§ SET TASK
Filter the records for lines holding the string "Transcribe".

--*--

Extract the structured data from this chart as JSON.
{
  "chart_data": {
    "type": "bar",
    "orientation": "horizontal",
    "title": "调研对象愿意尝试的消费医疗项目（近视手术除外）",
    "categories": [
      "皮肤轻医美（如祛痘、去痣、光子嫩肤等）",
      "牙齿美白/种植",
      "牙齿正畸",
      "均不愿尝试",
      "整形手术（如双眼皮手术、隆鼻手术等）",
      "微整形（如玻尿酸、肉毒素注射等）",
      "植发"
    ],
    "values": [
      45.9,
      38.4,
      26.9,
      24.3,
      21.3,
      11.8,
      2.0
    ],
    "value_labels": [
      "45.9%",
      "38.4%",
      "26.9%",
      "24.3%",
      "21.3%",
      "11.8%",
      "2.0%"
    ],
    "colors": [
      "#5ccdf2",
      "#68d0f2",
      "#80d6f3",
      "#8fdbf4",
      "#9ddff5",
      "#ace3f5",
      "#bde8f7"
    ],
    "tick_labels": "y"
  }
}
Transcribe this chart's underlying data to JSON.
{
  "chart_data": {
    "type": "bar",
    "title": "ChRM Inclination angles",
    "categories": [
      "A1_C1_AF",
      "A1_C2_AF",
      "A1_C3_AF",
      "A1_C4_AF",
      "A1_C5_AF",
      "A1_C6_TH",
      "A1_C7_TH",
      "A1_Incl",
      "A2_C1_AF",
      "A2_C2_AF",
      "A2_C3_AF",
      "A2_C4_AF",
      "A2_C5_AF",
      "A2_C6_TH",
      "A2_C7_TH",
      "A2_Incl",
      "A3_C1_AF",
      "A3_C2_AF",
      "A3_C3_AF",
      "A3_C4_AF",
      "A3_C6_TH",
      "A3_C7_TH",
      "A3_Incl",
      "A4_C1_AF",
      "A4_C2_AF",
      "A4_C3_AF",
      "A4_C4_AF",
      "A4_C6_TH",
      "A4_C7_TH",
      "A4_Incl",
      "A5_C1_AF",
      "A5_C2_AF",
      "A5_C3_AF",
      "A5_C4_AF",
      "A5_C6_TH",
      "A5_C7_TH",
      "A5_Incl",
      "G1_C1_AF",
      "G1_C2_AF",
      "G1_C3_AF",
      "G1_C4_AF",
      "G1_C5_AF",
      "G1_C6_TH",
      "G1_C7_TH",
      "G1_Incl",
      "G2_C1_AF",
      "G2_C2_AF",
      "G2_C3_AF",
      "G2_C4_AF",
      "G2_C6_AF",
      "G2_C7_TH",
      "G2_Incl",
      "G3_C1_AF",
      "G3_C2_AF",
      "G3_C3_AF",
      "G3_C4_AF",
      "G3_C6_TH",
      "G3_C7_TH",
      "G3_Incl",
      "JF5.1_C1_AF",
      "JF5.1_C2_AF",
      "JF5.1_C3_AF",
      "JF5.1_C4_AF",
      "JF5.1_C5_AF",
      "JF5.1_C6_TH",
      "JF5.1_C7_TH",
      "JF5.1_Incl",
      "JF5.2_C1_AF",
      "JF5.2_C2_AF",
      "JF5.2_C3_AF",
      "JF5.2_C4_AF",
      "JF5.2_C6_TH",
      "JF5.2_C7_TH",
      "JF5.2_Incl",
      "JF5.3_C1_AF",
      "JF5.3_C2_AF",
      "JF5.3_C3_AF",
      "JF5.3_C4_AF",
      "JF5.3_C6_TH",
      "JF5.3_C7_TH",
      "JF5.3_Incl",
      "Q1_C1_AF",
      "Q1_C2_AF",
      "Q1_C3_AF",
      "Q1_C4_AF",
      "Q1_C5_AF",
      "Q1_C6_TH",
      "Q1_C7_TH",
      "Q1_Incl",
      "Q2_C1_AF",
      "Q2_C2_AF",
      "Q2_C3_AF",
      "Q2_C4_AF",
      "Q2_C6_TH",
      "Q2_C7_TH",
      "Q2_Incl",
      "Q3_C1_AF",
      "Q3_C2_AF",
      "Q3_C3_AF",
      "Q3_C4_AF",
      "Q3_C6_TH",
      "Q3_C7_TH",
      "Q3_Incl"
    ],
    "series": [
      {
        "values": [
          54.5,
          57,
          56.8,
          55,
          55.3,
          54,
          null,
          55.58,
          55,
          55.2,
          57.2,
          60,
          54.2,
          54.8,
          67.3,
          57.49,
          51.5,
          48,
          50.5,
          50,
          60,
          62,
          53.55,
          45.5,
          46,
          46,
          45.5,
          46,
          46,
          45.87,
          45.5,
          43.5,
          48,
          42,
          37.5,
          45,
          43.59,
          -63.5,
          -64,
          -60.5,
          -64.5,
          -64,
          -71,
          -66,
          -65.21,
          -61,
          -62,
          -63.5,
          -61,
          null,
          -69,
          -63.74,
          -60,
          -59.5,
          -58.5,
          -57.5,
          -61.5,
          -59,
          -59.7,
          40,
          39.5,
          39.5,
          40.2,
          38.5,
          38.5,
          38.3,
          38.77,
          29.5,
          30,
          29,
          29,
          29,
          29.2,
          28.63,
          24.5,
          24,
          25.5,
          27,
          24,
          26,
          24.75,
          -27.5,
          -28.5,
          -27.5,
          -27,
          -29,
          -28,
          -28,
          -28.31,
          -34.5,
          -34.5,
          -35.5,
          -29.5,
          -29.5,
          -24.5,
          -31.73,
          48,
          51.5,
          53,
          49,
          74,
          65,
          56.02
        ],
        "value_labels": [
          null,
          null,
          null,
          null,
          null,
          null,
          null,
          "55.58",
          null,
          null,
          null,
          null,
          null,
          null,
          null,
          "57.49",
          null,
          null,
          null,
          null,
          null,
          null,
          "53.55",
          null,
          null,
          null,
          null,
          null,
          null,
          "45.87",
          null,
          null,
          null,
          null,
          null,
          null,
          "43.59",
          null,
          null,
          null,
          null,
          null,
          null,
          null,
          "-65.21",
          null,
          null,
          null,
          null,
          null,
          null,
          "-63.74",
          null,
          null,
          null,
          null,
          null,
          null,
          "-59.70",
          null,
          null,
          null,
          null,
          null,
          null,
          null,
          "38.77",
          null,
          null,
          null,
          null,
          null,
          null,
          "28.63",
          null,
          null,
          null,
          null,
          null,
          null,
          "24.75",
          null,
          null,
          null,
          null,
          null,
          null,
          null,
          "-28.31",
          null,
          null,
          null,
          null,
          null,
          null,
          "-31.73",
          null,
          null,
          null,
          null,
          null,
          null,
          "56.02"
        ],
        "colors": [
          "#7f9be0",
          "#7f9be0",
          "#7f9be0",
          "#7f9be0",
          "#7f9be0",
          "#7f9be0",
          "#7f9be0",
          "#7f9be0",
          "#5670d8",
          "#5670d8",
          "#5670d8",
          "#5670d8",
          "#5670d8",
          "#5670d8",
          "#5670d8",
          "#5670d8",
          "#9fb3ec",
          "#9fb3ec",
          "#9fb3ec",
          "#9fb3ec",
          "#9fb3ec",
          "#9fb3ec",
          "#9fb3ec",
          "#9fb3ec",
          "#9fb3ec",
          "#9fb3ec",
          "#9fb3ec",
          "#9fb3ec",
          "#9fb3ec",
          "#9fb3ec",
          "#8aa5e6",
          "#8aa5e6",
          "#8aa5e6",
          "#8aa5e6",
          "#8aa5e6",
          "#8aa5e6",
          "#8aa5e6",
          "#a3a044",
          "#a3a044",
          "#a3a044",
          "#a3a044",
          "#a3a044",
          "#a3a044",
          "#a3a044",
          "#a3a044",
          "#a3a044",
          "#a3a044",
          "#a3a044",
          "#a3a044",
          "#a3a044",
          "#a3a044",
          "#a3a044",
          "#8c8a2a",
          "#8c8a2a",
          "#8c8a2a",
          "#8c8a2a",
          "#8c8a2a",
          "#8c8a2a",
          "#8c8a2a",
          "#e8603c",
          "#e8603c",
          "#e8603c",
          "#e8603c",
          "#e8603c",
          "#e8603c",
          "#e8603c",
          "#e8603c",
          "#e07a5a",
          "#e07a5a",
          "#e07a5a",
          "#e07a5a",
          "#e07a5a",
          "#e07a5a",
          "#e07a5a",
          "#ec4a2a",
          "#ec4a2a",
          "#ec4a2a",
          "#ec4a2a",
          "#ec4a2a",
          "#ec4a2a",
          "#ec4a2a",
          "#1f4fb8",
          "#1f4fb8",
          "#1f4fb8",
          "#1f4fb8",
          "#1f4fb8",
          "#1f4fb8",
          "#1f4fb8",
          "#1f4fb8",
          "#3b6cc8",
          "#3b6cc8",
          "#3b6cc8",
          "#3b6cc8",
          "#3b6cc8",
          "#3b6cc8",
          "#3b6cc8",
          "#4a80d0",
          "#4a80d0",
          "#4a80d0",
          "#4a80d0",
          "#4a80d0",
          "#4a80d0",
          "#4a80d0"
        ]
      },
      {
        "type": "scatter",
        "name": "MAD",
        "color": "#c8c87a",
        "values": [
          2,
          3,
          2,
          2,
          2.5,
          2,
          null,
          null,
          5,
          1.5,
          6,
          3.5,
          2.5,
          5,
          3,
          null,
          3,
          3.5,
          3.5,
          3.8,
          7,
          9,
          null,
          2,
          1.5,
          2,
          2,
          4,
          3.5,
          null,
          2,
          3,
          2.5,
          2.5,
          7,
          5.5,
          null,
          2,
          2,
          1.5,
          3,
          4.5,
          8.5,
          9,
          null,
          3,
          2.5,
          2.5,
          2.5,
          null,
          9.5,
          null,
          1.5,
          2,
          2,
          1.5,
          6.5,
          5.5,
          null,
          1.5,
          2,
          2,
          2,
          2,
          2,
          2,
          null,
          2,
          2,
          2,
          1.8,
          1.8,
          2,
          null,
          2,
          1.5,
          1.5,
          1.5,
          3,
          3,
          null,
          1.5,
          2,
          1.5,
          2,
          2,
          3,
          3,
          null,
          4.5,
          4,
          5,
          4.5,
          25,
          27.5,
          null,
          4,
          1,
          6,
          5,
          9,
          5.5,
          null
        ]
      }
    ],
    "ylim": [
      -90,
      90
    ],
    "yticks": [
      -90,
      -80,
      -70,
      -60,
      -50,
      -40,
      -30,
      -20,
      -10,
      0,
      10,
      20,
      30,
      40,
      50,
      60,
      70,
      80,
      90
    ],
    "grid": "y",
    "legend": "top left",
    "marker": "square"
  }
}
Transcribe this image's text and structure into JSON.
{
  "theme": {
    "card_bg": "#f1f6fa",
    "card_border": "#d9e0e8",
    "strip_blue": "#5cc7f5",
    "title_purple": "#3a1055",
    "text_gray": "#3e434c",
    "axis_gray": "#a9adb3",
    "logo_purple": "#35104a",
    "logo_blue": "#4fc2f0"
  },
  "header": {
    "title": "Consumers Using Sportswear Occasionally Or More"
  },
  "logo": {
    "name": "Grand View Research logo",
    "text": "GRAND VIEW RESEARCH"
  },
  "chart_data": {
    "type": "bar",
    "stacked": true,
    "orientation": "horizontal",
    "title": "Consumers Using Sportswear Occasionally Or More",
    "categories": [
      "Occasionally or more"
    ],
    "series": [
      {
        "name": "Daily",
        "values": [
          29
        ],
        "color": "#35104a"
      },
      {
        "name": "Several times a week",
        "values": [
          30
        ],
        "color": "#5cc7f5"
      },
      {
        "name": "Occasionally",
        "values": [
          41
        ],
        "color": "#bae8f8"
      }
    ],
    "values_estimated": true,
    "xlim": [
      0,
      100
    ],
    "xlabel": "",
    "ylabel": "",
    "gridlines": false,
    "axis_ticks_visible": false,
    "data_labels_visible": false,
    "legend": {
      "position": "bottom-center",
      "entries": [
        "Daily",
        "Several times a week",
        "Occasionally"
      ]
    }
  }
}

--*--

§ RESPONSE BELOW
Transcribe this chart's underlying data to JSON.
Transcribe this image's text and structure into JSON.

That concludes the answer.